__Exercise requirements__: Could you report every line from the entries that includes the word "Retention"?

__Task material__:
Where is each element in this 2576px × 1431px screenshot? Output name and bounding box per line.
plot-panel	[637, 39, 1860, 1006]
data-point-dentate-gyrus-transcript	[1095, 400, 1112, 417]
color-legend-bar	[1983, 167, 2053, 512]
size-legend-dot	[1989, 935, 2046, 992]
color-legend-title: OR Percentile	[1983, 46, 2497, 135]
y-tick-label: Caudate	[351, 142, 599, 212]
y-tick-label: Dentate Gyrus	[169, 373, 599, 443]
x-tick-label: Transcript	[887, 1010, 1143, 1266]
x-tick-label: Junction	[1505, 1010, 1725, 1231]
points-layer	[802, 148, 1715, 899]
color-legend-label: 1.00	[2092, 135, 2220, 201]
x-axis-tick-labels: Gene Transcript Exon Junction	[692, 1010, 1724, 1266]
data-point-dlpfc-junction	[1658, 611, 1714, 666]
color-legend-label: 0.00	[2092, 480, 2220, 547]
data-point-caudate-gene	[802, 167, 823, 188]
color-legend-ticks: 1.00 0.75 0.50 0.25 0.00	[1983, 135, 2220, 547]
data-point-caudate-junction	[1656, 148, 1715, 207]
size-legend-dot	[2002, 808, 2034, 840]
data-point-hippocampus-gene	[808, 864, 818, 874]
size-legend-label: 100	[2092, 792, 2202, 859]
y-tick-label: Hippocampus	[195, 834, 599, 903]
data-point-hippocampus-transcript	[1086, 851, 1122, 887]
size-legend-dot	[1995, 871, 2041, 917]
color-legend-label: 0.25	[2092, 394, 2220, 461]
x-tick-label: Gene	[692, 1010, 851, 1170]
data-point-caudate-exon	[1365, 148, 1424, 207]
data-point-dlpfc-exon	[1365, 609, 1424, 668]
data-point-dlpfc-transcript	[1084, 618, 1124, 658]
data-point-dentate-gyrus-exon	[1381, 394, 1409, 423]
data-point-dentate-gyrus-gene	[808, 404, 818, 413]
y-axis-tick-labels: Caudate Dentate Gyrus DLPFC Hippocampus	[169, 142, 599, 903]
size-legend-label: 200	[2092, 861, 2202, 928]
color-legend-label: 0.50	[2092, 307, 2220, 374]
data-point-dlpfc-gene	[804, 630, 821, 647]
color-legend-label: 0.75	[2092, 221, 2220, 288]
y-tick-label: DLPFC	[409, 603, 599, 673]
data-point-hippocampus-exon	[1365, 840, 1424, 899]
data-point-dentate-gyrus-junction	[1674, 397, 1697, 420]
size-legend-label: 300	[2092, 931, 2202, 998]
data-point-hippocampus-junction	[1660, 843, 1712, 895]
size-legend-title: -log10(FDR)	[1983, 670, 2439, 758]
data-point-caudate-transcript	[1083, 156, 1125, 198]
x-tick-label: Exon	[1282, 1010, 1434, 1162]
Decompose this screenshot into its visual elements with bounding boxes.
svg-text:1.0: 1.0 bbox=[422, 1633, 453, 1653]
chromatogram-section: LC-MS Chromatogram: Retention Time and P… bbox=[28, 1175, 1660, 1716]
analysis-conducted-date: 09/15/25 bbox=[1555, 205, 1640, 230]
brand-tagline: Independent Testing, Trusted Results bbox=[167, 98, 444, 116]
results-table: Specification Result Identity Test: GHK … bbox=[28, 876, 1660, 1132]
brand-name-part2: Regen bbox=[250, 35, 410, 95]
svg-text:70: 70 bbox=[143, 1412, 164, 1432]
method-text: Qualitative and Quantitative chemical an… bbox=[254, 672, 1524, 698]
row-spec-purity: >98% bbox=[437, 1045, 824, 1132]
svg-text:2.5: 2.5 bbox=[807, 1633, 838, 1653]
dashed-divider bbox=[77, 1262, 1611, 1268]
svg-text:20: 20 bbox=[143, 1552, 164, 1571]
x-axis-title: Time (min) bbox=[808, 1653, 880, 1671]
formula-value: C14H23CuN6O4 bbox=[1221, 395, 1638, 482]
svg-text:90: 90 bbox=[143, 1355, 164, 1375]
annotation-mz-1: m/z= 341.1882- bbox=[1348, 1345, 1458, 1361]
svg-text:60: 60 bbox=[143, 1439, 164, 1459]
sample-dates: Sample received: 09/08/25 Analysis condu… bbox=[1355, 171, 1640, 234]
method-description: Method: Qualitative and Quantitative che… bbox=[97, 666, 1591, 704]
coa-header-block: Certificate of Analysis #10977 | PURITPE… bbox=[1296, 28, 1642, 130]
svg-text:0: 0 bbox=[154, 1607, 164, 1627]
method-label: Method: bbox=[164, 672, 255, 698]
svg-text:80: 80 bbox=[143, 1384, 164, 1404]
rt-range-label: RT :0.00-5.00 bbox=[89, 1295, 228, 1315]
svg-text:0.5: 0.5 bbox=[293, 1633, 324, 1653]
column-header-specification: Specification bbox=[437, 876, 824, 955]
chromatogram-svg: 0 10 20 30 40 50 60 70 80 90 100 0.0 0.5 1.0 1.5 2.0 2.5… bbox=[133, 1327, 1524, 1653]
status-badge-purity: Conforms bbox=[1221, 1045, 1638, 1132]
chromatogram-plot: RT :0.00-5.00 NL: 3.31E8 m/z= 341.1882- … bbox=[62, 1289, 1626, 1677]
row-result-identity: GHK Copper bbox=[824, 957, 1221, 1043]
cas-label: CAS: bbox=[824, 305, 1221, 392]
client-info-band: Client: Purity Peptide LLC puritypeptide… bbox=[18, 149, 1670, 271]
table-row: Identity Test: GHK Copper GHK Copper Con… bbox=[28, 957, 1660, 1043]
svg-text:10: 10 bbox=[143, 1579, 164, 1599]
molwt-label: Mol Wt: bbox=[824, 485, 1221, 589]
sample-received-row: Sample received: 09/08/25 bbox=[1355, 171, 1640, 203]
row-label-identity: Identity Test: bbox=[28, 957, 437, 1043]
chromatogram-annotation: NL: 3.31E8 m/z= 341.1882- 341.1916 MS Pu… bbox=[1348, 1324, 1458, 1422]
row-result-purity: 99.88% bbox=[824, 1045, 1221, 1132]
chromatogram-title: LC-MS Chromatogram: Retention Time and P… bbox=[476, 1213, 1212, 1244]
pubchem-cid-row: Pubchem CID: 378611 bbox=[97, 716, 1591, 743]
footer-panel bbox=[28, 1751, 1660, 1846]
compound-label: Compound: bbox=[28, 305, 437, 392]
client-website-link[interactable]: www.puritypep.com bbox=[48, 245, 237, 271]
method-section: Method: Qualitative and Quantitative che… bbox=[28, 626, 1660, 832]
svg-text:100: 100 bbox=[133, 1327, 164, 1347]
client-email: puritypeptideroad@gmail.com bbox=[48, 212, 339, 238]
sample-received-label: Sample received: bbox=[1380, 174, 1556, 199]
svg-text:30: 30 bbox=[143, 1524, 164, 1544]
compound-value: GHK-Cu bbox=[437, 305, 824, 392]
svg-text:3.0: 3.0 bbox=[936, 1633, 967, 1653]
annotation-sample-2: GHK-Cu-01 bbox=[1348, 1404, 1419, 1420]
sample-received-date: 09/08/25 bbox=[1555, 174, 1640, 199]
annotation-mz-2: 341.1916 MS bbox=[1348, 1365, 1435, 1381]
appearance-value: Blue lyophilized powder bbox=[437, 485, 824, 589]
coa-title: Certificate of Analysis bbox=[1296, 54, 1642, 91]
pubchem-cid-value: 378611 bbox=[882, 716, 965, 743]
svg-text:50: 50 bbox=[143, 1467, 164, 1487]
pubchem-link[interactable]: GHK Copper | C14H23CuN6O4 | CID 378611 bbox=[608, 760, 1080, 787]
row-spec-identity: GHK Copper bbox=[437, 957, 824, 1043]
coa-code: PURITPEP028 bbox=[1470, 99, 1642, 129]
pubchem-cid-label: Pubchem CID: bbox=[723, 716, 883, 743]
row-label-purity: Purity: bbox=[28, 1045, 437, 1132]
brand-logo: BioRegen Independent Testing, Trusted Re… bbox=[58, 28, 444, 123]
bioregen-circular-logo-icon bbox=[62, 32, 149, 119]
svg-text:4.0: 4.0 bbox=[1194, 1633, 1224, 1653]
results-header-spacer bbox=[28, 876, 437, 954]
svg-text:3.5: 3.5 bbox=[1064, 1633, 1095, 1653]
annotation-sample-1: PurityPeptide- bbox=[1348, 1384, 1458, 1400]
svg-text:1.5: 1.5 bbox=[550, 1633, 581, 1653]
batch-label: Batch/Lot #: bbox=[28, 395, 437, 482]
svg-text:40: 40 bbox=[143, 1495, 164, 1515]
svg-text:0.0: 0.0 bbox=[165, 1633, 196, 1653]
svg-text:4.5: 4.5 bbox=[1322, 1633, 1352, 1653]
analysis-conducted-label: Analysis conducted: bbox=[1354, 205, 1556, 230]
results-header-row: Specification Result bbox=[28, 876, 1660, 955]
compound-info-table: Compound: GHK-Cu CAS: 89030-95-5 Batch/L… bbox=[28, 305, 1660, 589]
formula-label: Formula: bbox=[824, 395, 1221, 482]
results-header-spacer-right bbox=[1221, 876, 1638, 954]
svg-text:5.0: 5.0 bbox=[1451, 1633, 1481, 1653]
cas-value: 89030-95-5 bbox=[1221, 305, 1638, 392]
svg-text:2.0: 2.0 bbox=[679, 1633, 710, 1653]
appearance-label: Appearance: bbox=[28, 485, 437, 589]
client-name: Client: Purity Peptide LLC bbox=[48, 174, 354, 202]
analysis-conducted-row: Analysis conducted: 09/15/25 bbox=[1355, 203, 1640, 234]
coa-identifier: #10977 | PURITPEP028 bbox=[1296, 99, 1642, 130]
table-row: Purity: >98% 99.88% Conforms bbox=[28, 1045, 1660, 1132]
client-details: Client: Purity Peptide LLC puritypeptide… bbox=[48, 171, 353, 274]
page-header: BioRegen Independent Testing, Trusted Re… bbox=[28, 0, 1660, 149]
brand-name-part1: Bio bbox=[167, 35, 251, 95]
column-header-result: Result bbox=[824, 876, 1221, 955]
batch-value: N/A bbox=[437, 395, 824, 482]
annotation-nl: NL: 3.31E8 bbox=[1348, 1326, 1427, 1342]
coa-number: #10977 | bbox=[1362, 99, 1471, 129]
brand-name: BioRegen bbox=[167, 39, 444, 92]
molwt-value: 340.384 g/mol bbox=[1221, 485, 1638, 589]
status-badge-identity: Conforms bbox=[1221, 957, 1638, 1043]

__Solution to this task__:
chromatogram-section: LC-MS Chromatogram: Retention Time and P… bbox=[28, 1175, 1660, 1716]
chromatogram-title: LC-MS Chromatogram: Retention Time and P… bbox=[476, 1213, 1212, 1244]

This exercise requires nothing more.